Instructions for the task: Examine each line of the data. Copy those that contain the string "правовой".

Records for this task:
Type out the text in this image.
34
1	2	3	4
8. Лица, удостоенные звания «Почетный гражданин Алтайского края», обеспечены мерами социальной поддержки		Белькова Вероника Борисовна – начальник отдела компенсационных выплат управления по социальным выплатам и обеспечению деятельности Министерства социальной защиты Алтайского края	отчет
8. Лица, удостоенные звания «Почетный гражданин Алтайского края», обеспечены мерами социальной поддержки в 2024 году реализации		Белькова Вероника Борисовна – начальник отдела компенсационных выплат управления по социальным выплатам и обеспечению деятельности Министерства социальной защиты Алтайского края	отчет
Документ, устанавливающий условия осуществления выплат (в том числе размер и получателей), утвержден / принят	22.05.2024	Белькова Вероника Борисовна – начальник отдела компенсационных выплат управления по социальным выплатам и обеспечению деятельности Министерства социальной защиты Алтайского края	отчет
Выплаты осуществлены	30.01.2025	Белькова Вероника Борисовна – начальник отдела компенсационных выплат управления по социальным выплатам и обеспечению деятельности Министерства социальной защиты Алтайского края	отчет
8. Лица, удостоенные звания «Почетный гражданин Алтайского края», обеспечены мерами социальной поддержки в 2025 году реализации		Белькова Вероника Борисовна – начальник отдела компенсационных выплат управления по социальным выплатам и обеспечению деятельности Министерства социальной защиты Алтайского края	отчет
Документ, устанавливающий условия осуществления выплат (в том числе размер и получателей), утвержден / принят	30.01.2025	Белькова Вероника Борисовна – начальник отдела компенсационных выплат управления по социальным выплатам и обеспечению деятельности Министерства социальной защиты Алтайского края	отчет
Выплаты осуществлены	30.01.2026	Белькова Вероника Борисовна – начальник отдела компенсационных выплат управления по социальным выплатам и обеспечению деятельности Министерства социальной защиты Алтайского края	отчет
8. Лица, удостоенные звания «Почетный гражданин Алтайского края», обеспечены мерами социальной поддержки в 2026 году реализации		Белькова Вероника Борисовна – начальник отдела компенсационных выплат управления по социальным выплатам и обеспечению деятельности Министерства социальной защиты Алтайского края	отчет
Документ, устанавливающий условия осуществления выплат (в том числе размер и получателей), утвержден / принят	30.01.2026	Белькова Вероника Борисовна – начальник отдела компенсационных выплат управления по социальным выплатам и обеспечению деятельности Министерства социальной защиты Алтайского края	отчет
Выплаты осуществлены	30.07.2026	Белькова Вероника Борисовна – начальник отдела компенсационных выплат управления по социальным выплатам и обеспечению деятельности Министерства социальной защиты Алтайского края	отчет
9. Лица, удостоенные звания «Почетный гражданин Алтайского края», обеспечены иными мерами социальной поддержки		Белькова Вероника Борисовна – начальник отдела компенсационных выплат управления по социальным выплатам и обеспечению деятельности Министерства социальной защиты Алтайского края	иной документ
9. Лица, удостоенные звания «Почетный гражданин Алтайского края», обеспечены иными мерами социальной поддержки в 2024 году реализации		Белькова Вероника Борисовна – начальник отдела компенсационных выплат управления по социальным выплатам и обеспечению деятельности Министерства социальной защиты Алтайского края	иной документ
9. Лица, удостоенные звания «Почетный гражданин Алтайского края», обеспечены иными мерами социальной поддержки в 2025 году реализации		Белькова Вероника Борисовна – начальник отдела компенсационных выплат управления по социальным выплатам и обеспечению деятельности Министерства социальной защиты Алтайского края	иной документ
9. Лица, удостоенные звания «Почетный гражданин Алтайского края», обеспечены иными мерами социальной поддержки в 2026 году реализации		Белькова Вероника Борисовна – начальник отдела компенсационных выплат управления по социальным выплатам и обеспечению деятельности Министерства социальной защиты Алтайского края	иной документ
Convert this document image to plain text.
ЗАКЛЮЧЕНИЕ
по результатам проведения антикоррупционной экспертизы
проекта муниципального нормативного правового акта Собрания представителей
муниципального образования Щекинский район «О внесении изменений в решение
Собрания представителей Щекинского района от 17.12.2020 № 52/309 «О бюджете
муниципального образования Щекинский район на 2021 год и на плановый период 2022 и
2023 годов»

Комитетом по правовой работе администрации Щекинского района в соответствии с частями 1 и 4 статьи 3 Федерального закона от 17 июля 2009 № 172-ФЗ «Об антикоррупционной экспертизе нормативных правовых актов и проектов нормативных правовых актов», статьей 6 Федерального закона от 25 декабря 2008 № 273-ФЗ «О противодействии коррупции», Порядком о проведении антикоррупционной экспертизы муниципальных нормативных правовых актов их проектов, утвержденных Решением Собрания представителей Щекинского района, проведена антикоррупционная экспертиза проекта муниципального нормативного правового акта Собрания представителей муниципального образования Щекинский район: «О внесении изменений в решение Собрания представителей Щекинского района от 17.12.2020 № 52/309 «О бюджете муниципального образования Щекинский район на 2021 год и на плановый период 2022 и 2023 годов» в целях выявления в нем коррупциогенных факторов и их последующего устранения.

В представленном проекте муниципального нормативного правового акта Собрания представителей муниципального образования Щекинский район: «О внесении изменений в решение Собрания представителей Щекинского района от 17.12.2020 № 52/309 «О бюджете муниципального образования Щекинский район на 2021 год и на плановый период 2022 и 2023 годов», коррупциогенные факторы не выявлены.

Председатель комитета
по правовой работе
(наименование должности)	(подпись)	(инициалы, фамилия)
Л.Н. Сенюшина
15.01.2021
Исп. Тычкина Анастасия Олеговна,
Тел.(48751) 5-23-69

Result of the task:
Комитетом по правовой работе администрации Щекинского района в соответствии с частями 1 и 4 статьи 3 Федерального закона от 17 июля 2009 № 172-ФЗ «Об антикоррупционной экспертизе нормативных правовых актов и проектов нормативных правовых актов», статьей 6 Федерального закона от 25 декабря 2008 № 273-ФЗ «О противодействии коррупции», Порядком о проведении антикоррупционной экспертизы муниципальных нормативных правовых актов их проектов, утвержденных Решением Собрания представителей Щекинского района, проведена антикоррупционная экспертиза проекта муниципального нормативного правового акта Собрания представителей муниципального образования Щекинский район: «О внесении изменений в решение Собрания представителей Щекинского района от 17.12.2020 № 52/309 «О бюджете муниципального образования Щекинский район на 2021 год и на плановый период 2022 и 2023 годов» в целях выявления в нем коррупциогенных факторов и их последующего устранения.
по правовой работе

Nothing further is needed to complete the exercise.